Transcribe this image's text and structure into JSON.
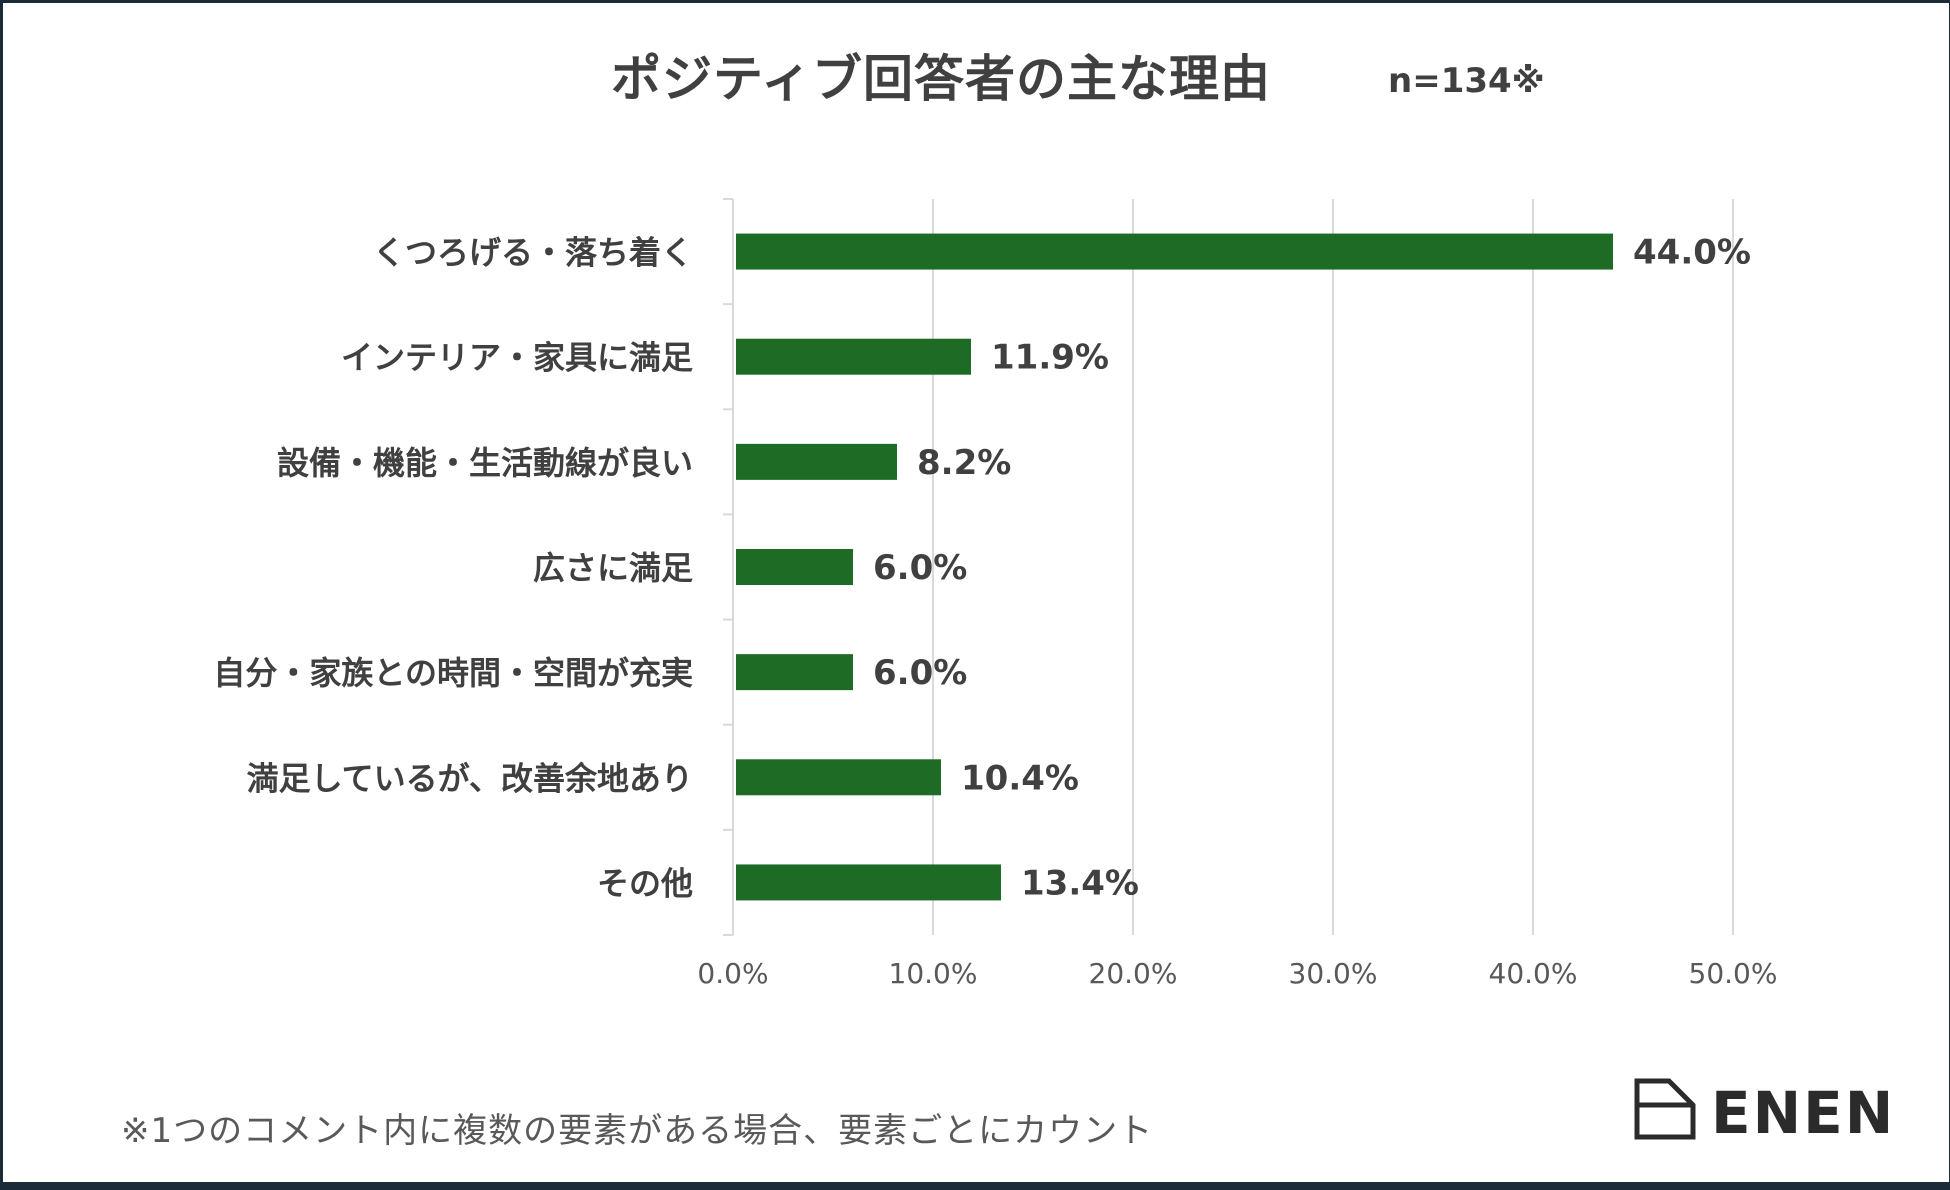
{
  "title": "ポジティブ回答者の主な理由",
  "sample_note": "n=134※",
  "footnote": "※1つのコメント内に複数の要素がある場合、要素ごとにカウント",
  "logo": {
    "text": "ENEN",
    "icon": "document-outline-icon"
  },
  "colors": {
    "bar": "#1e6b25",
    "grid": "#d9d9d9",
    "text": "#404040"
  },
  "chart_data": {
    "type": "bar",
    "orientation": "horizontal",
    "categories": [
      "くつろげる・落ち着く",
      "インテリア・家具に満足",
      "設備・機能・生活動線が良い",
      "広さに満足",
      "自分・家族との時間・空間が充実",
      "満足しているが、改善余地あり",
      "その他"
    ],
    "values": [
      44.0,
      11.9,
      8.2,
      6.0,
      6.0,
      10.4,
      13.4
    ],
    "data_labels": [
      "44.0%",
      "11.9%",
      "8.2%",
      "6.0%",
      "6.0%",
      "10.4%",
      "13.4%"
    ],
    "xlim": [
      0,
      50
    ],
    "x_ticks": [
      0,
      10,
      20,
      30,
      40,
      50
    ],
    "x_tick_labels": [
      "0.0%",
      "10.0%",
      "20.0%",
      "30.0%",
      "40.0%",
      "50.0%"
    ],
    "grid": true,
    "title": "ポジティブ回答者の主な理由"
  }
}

━━━━━━━━━━━━━━━━

SET PROBLEM: Give all the lines above again, character for character, without pictures.

WRITTEN ANSWER:
Transcribe this image's text and structure into JSON.
{
  "title": "ポジティブ回答者の主な理由",
  "sample_note": "n=134※",
  "footnote": "※1つのコメント内に複数の要素がある場合、要素ごとにカウント",
  "logo": {
    "text": "ENEN",
    "icon": "document-outline-icon"
  },
  "colors": {
    "bar": "#1e6b25",
    "grid": "#d9d9d9",
    "text": "#404040"
  },
  "chart_data": {
    "type": "bar",
    "orientation": "horizontal",
    "categories": [
      "くつろげる・落ち着く",
      "インテリア・家具に満足",
      "設備・機能・生活動線が良い",
      "広さに満足",
      "自分・家族との時間・空間が充実",
      "満足しているが、改善余地あり",
      "その他"
    ],
    "values": [
      44.0,
      11.9,
      8.2,
      6.0,
      6.0,
      10.4,
      13.4
    ],
    "data_labels": [
      "44.0%",
      "11.9%",
      "8.2%",
      "6.0%",
      "6.0%",
      "10.4%",
      "13.4%"
    ],
    "xlim": [
      0,
      50
    ],
    "x_ticks": [
      0,
      10,
      20,
      30,
      40,
      50
    ],
    "x_tick_labels": [
      "0.0%",
      "10.0%",
      "20.0%",
      "30.0%",
      "40.0%",
      "50.0%"
    ],
    "grid": true,
    "title": "ポジティブ回答者の主な理由"
  }
}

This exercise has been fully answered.